WORK TO DO
Only lines holding the string "JSON" are wanted; copy each one from the material.

MATERIAL PROVIDED
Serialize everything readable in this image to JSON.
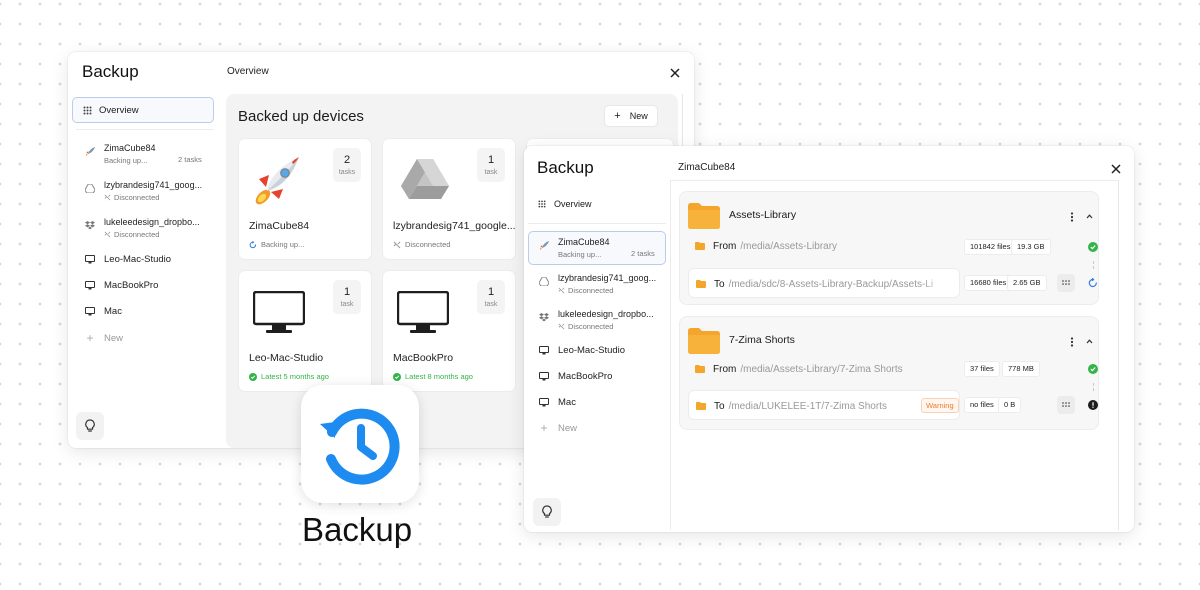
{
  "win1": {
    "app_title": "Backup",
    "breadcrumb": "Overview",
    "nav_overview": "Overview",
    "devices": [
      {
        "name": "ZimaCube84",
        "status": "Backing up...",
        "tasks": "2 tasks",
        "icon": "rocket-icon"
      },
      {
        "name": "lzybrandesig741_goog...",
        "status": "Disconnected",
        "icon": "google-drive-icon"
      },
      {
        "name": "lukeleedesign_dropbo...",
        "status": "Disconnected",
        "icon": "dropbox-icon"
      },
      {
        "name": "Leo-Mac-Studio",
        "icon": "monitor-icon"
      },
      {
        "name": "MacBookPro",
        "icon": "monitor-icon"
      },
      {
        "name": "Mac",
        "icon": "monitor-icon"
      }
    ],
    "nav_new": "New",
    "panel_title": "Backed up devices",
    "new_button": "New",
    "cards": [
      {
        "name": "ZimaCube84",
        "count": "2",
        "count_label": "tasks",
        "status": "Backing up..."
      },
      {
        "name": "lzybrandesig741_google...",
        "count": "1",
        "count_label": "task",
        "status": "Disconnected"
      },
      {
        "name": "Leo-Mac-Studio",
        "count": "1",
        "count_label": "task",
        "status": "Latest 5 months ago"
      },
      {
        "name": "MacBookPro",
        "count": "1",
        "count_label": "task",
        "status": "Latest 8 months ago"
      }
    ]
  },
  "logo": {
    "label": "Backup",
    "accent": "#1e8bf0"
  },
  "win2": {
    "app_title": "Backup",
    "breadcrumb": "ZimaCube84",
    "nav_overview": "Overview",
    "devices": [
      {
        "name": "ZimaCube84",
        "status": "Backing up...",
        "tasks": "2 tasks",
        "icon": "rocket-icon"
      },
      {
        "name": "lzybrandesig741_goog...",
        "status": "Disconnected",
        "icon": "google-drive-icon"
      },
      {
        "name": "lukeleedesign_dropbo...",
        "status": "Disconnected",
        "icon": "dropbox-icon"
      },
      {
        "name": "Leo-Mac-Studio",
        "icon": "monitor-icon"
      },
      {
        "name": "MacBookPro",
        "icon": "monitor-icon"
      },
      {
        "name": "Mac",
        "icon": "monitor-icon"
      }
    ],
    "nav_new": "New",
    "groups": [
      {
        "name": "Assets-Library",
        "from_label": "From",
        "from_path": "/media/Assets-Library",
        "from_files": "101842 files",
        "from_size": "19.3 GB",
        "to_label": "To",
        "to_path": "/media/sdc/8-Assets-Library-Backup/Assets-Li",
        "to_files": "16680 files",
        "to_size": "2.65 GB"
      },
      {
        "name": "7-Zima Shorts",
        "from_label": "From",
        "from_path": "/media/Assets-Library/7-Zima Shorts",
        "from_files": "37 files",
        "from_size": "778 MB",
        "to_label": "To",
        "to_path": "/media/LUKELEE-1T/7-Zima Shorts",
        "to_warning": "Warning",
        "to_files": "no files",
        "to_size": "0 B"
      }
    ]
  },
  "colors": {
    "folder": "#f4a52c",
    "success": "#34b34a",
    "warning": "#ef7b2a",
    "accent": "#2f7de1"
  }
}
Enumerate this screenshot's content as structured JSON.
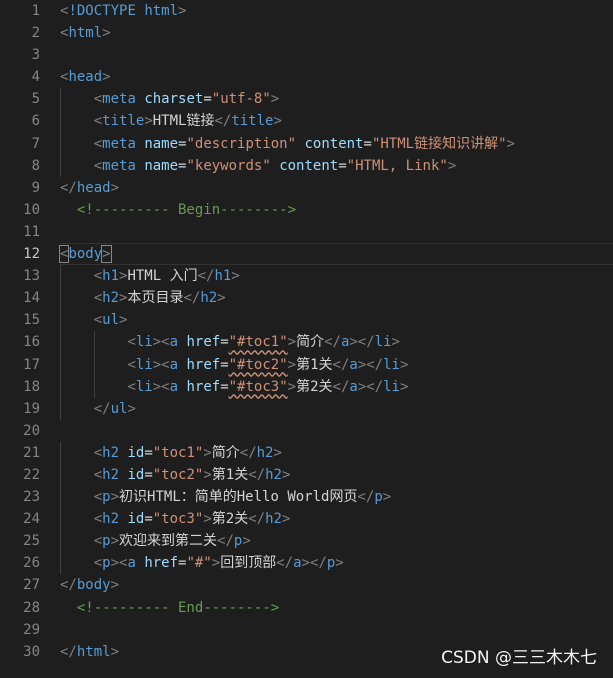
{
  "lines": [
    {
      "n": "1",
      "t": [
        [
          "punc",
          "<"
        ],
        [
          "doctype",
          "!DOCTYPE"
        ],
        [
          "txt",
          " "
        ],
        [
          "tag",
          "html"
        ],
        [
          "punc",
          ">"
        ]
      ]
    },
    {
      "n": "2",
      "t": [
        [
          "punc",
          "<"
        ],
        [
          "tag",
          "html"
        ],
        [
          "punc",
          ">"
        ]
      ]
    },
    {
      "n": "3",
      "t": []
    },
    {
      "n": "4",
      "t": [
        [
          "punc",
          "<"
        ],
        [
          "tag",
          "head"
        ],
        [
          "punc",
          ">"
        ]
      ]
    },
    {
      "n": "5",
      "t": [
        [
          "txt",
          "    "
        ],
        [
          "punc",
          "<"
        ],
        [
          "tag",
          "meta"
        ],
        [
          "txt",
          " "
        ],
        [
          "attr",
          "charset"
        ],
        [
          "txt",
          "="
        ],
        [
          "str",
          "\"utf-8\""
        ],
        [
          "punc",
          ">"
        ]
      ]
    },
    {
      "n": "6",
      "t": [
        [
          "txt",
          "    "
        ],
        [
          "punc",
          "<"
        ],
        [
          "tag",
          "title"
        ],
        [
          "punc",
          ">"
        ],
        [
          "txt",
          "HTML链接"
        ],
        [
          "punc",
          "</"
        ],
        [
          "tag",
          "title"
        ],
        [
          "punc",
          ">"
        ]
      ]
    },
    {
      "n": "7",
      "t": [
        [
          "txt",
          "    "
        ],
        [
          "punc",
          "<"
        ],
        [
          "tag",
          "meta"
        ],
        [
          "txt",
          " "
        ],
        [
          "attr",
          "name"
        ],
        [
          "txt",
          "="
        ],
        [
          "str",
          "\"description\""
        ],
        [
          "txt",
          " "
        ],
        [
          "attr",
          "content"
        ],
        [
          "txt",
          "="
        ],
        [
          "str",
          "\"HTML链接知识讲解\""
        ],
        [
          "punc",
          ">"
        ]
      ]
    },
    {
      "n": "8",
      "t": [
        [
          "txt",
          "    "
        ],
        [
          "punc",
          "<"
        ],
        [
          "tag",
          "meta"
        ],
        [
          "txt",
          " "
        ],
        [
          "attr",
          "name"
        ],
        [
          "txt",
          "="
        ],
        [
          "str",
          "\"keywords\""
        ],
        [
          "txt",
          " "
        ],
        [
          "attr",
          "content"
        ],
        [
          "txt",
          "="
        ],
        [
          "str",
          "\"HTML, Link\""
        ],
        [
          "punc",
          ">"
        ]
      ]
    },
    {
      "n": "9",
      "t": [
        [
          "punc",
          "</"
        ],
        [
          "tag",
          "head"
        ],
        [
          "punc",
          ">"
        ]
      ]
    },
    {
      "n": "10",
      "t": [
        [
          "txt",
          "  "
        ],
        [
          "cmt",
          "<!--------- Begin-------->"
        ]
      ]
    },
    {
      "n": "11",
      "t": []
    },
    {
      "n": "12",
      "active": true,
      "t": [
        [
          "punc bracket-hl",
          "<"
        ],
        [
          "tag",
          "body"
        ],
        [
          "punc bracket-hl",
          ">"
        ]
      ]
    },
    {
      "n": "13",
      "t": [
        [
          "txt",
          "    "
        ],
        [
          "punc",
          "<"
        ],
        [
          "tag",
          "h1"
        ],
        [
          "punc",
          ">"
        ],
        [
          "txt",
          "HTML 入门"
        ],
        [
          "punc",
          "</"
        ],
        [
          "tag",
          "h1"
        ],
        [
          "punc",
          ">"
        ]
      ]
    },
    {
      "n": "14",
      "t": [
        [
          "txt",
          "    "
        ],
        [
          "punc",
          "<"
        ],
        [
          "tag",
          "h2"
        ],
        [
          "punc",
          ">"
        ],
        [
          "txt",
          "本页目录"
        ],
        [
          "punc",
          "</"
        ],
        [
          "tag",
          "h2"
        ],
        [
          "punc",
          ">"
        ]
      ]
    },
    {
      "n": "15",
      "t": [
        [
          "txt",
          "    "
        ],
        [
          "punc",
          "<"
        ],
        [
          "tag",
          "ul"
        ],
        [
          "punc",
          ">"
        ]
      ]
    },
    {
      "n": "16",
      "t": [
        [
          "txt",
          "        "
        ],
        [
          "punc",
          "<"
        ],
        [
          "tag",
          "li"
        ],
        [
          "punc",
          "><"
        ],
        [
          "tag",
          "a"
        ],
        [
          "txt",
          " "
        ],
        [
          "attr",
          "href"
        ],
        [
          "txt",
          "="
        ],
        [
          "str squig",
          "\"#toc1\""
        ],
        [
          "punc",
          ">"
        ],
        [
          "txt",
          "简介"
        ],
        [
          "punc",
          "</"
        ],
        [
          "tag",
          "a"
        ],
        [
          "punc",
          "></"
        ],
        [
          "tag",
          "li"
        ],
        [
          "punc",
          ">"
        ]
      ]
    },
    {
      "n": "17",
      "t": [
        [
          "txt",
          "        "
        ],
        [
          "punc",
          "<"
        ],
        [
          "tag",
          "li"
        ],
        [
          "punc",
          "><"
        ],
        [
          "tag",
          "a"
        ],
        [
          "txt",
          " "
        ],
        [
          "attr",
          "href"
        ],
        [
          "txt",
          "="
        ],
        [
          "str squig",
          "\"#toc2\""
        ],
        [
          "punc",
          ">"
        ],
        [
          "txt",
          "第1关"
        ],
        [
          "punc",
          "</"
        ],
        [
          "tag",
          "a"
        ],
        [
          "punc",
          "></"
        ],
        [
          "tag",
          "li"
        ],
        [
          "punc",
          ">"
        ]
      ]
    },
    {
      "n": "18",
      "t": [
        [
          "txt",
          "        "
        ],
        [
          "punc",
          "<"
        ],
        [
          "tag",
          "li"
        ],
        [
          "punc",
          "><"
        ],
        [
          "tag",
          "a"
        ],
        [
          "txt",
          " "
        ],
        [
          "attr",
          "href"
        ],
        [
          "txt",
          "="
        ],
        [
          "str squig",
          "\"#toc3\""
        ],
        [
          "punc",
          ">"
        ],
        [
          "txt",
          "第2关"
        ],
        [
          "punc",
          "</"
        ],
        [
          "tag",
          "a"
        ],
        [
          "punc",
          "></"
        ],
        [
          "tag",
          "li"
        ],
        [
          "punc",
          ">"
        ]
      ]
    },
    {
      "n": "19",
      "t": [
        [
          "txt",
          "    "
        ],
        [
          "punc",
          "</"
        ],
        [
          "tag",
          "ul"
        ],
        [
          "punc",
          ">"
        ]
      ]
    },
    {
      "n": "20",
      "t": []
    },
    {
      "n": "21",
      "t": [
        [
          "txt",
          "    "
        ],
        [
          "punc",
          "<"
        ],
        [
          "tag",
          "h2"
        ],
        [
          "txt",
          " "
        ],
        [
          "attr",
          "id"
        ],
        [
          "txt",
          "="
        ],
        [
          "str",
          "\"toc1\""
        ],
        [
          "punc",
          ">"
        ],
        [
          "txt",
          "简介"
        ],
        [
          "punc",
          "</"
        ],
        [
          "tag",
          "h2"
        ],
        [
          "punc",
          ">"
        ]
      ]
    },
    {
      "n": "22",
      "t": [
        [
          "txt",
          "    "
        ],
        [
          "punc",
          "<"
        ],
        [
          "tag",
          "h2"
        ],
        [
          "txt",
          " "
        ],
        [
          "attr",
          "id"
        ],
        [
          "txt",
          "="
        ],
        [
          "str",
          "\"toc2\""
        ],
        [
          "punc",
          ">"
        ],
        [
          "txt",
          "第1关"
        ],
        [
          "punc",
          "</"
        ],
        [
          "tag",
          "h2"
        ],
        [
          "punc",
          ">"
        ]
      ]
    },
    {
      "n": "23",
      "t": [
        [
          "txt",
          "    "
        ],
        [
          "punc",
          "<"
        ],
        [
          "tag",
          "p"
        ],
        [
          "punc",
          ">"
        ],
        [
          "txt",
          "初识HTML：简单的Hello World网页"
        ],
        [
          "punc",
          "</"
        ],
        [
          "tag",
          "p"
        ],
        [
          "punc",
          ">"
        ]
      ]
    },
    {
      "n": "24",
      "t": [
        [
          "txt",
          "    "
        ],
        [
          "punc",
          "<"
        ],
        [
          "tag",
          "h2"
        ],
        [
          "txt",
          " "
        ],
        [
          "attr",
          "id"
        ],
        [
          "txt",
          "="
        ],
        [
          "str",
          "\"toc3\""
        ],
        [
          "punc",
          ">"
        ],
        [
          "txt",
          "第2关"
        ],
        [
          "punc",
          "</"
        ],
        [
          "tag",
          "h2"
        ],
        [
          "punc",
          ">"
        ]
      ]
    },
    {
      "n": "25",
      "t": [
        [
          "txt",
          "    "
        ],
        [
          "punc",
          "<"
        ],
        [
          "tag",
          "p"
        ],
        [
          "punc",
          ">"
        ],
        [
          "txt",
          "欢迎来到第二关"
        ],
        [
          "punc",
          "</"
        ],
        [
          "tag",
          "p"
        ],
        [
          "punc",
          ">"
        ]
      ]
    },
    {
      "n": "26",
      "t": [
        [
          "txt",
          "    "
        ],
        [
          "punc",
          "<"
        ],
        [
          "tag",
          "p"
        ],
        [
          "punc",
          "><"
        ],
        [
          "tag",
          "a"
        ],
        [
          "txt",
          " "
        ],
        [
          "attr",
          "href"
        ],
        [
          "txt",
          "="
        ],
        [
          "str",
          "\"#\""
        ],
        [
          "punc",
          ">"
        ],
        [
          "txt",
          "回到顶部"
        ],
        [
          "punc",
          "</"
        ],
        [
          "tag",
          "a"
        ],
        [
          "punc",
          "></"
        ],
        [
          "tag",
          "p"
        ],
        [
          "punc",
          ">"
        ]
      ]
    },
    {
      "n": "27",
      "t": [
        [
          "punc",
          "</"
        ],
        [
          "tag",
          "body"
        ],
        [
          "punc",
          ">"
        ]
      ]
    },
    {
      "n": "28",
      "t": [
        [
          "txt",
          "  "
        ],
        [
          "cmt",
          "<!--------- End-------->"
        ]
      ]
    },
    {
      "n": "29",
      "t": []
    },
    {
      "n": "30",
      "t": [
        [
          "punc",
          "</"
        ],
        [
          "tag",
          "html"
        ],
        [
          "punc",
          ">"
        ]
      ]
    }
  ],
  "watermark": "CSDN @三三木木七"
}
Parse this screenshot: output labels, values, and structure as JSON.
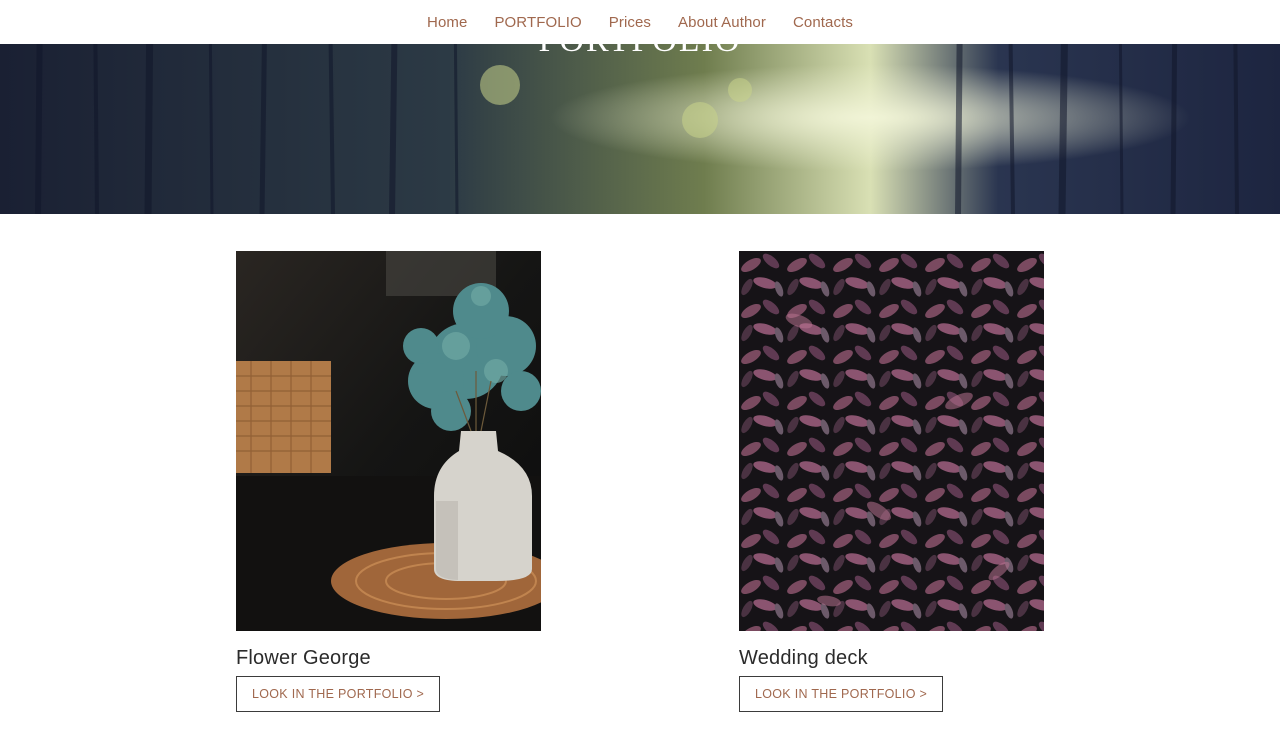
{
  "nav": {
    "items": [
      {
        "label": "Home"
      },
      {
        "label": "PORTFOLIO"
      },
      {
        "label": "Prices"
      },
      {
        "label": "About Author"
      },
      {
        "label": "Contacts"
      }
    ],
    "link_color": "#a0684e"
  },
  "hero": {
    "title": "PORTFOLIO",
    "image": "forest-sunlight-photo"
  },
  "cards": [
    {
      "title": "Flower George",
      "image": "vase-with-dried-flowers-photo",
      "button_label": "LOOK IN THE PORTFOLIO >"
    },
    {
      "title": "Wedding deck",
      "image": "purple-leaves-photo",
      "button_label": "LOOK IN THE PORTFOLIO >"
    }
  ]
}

TASK RESPONSE
Serialize everything readable in this image to JSON.
Enumerate this screenshot's content as structured JSON.
Parse this screenshot: output labels, values, and structure as JSON.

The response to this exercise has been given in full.